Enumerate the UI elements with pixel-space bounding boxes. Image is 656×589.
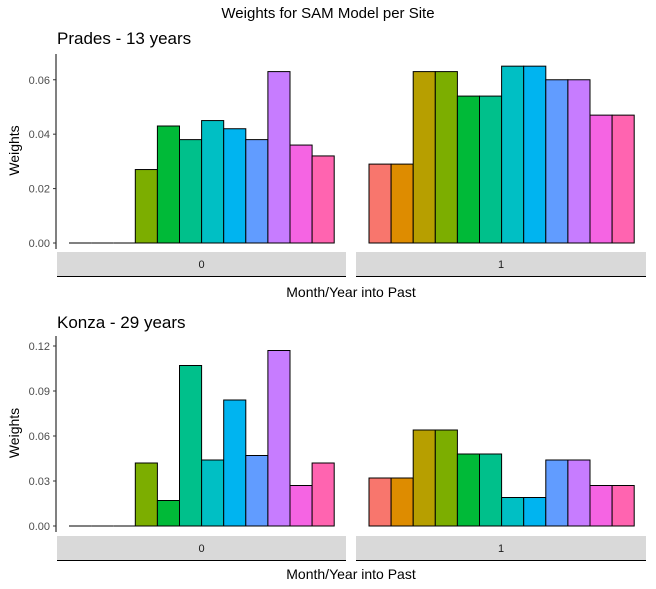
bar (201, 120, 225, 244)
bar (311, 462, 335, 527)
panel-title: Prades - 13 years (57, 29, 191, 48)
bar (134, 462, 158, 527)
y-tick-label: 0.02 (29, 184, 50, 196)
facet-strip (57, 252, 346, 276)
facet: 1 (356, 65, 646, 277)
bar (611, 114, 635, 244)
bar (567, 459, 591, 527)
bar (479, 95, 503, 244)
bar (434, 429, 458, 527)
bar (479, 453, 503, 527)
bar (589, 114, 613, 244)
bar (134, 169, 158, 244)
facet-strip (57, 536, 346, 560)
bar (267, 350, 291, 527)
facet-strip-label: 1 (498, 543, 504, 555)
site-panel: Konza - 29 years Weights 0.00 0.03 0.06 0.09 0… (6, 313, 646, 582)
y-tick-label: 0.06 (29, 431, 50, 443)
bar (589, 485, 613, 527)
y-tick-label: 0.12 (29, 341, 50, 353)
x-axis-label: Month/Year into Past (286, 566, 416, 582)
bar (501, 497, 525, 527)
y-tick-label: 0.09 (29, 386, 50, 398)
bar (289, 144, 313, 244)
bar (545, 459, 569, 527)
bar (245, 139, 269, 244)
facet-strip (356, 252, 646, 276)
bar (289, 485, 313, 527)
bar (156, 125, 180, 244)
bar (545, 79, 569, 244)
y-tick-label: 0.00 (29, 521, 50, 533)
bar (523, 497, 547, 527)
facet-strip-label: 0 (198, 259, 204, 271)
bar (567, 79, 591, 244)
bar (412, 429, 436, 527)
panel-title: Konza - 29 years (57, 313, 186, 332)
facet: 1 (356, 429, 646, 561)
site-panel: Prades - 13 years Weights 0.00 0.02 0.04 0.06… (6, 29, 646, 300)
y-tick-label: 0.03 (29, 476, 50, 488)
y-tick-label: 0.00 (29, 238, 50, 250)
bar (434, 71, 458, 244)
y-axis-label: Weights (6, 125, 22, 175)
bar (390, 477, 414, 527)
bar (456, 95, 480, 244)
bar (156, 500, 180, 527)
bar (245, 455, 269, 527)
bar (311, 155, 335, 244)
bar (223, 399, 247, 527)
y-tick-label: 0.04 (29, 129, 50, 141)
facet-strip (356, 536, 646, 560)
y-tick-label: 0.06 (29, 75, 50, 87)
y-axis-label: Weights (6, 408, 22, 458)
chart-super-title: Weights for SAM Model per Site (221, 5, 434, 22)
bar (390, 163, 414, 244)
bar (179, 365, 203, 527)
bar (456, 453, 480, 527)
bar (368, 477, 392, 527)
facet: 0 (57, 350, 346, 561)
bar (523, 65, 547, 244)
bar (179, 139, 203, 244)
bar (412, 71, 436, 244)
bar (611, 485, 635, 527)
bar (223, 128, 247, 244)
x-axis-label: Month/Year into Past (286, 284, 416, 300)
panels-group: Prades - 13 years Weights 0.00 0.02 0.04 0.06… (6, 29, 646, 582)
facet: 0 (57, 71, 346, 277)
bar (267, 71, 291, 244)
facet-strip-label: 0 (198, 543, 204, 555)
bar (201, 459, 225, 527)
bar (368, 163, 392, 244)
bar (501, 65, 525, 244)
facet-strip-label: 1 (498, 259, 504, 271)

# # # # # # #

## Exercise task
Please return, unchanged, the part of the rows that opens with the line containing "bar (201, 120, 225, 244)" and closes with the line containing "bar (156, 500, 180, 527)", both of those lines included.

## Written solution
bar (201, 120, 225, 244)
bar (311, 462, 335, 527)
panel-title: Prades - 13 years (57, 29, 191, 48)
bar (134, 462, 158, 527)
y-tick-label: 0.02 (29, 184, 50, 196)
facet-strip (57, 252, 346, 276)
facet: 1 (356, 65, 646, 277)
bar (611, 114, 635, 244)
bar (567, 459, 591, 527)
bar (479, 95, 503, 244)
bar (434, 429, 458, 527)
bar (479, 453, 503, 527)
bar (589, 114, 613, 244)
bar (134, 169, 158, 244)
facet-strip (57, 536, 346, 560)
bar (267, 350, 291, 527)
facet-strip-label: 1 (498, 543, 504, 555)
site-panel: Konza - 29 years Weights 0.00 0.03 0.06 0.09 0… (6, 313, 646, 582)
y-tick-label: 0.06 (29, 431, 50, 443)
bar (589, 485, 613, 527)
y-tick-label: 0.12 (29, 341, 50, 353)
x-axis-label: Month/Year into Past (286, 566, 416, 582)
bar (501, 497, 525, 527)
y-tick-label: 0.09 (29, 386, 50, 398)
bar (289, 144, 313, 244)
bar (545, 459, 569, 527)
bar (245, 139, 269, 244)
facet-strip (356, 252, 646, 276)
bar (289, 485, 313, 527)
bar (156, 125, 180, 244)
bar (545, 79, 569, 244)
y-tick-label: 0.00 (29, 521, 50, 533)
bar (523, 497, 547, 527)
facet-strip-label: 0 (198, 259, 204, 271)
bar (567, 79, 591, 244)
bar (412, 429, 436, 527)
panel-title: Konza - 29 years (57, 313, 186, 332)
facet: 1 (356, 429, 646, 561)
site-panel: Prades - 13 years Weights 0.00 0.02 0.04 0.06… (6, 29, 646, 300)
y-tick-label: 0.03 (29, 476, 50, 488)
y-tick-label: 0.00 (29, 238, 50, 250)
bar (434, 71, 458, 244)
y-axis-label: Weights (6, 125, 22, 175)
bar (390, 477, 414, 527)
bar (456, 95, 480, 244)
bar (156, 500, 180, 527)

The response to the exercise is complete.